(CONSIGNE DONNÉE) Mettez à jour tout ce qui va de la ligne contenant « List each element » jusqu'à celle contenant « - header-gauge-length: 标距: [20, 285, 121, 320] », bornes comprises, en remplaçant « note-line » par « remark-line » et sans rien modifier d'autre. Omettez les images dans votre réponse, s'il vous plaît.

(ÉLÉMENTS)

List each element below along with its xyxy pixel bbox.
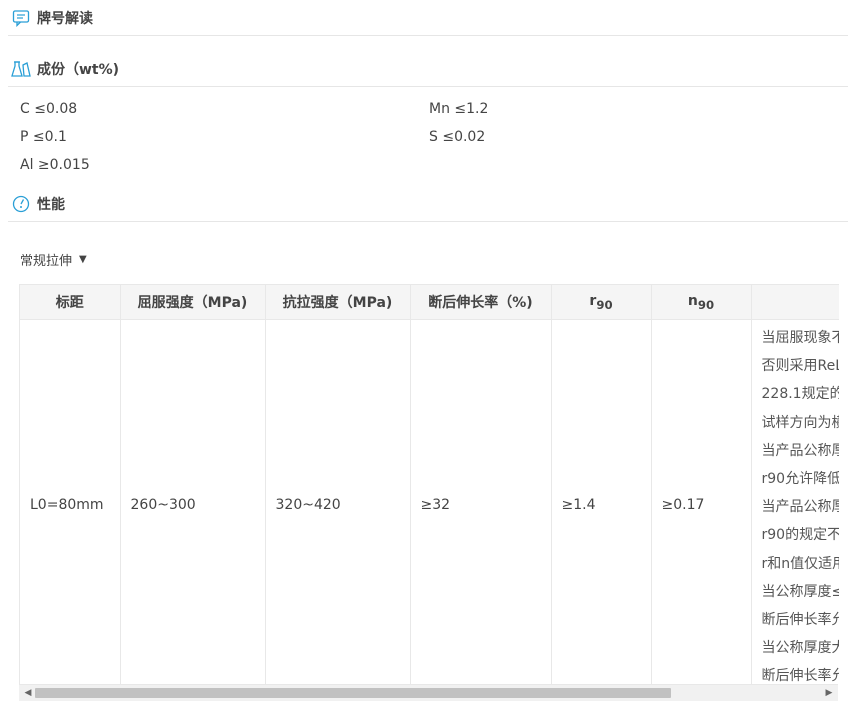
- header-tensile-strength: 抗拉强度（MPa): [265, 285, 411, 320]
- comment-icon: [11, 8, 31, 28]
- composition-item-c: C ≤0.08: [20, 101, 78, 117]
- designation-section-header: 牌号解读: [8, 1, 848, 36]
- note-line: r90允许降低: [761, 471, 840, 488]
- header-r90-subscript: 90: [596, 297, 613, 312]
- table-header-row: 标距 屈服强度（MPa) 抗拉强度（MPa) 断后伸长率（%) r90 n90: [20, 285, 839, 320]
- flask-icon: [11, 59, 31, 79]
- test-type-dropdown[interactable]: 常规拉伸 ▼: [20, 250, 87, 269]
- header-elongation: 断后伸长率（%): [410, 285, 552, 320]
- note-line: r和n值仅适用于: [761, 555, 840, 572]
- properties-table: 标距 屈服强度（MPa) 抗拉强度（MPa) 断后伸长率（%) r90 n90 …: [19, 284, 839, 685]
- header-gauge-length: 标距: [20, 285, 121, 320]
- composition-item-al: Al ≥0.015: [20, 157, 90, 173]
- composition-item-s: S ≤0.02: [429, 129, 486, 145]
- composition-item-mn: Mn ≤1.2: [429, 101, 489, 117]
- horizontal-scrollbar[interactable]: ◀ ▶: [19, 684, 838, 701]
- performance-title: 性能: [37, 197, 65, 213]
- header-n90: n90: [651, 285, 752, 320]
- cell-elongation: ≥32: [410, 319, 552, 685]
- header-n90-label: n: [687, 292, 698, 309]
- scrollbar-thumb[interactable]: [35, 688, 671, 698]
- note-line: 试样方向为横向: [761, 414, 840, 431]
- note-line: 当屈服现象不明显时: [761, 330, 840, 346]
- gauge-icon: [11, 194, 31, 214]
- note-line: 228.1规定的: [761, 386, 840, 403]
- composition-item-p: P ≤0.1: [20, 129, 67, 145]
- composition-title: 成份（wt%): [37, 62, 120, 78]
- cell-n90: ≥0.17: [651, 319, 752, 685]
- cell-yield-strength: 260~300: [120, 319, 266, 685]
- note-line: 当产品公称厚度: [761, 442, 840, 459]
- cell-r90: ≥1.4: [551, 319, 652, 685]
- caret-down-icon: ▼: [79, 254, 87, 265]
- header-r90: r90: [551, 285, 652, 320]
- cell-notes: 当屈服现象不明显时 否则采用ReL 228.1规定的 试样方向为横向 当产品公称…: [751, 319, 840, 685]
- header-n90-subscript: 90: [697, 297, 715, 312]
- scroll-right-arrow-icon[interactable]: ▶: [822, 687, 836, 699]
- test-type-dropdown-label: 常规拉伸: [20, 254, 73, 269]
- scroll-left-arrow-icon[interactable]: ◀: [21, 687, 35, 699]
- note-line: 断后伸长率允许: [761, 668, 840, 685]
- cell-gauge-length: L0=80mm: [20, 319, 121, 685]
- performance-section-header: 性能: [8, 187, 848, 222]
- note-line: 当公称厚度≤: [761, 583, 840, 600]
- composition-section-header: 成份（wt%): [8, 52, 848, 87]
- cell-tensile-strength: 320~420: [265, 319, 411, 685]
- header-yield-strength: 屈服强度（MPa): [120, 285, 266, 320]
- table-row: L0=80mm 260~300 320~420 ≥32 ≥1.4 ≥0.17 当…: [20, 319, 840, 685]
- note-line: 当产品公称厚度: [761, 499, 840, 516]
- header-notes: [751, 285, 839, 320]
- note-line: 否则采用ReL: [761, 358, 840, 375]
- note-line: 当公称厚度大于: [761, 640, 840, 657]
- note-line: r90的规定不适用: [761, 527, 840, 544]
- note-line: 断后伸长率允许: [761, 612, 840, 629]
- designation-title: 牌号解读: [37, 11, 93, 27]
---
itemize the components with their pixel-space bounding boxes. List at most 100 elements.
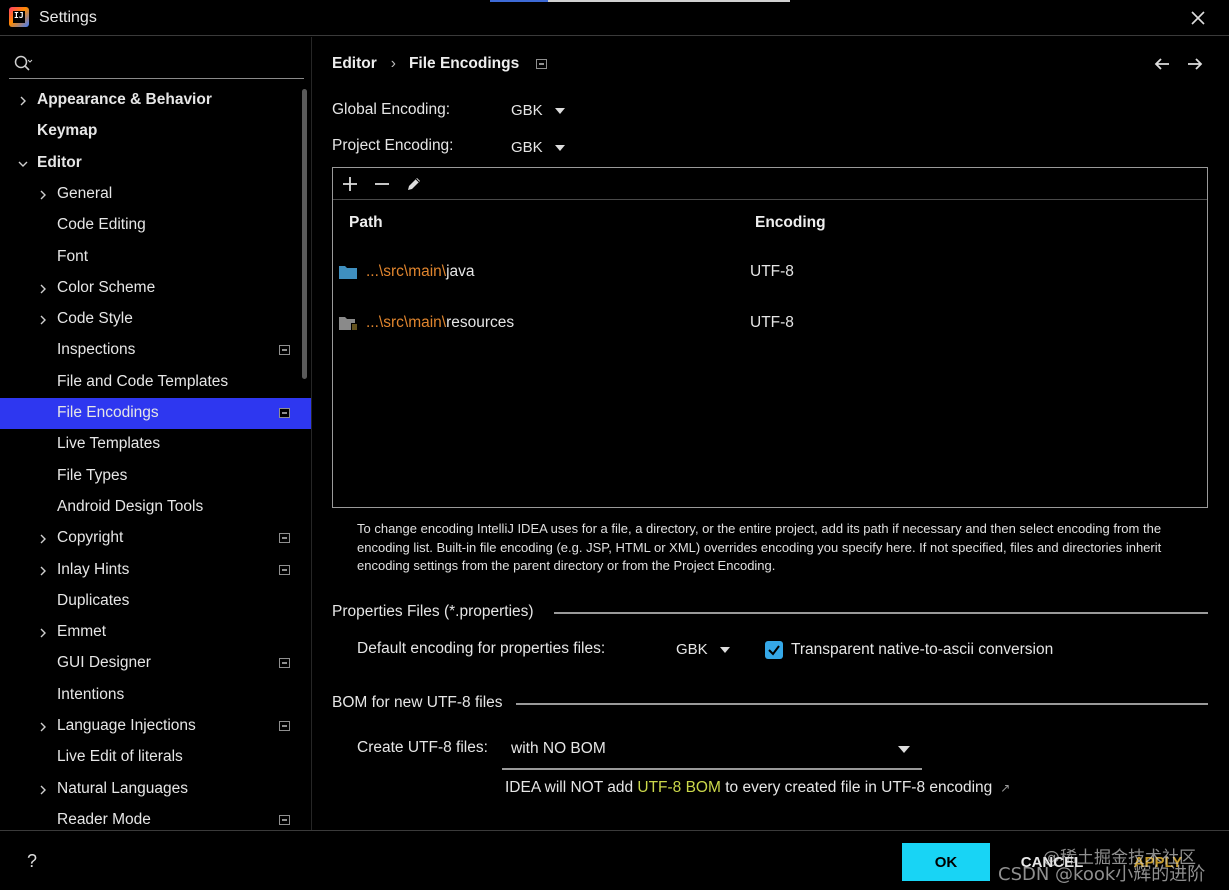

(RÉPONSE CORRECTE)
List each element below along with its xyxy pixel bbox.
- header-tensile-strength: 抗拉强度（MPa): [265, 285, 411, 320]
- comment-icon: [11, 8, 31, 28]
- composition-item-c: C ≤0.08: [20, 101, 78, 117]
- designation-section-header: 牌号解读: [8, 1, 848, 36]
- remark-line: r90允许降低: [761, 471, 840, 488]
- header-r90-subscript: 90: [596, 297, 613, 312]
- table-header-row: 标距 屈服强度（MPa) 抗拉强度（MPa) 断后伸长率（%) r90 n90: [20, 285, 839, 320]
- flask-icon: [11, 59, 31, 79]
- test-type-dropdown[interactable]: 常规拉伸 ▼: [20, 250, 87, 269]
- header-elongation: 断后伸长率（%): [410, 285, 552, 320]
- remark-line: r和n值仅适用于: [761, 555, 840, 572]
- properties-table: 标距 屈服强度（MPa) 抗拉强度（MPa) 断后伸长率（%) r90 n90 …: [19, 284, 839, 685]
- header-gauge-length: 标距: [20, 285, 121, 320]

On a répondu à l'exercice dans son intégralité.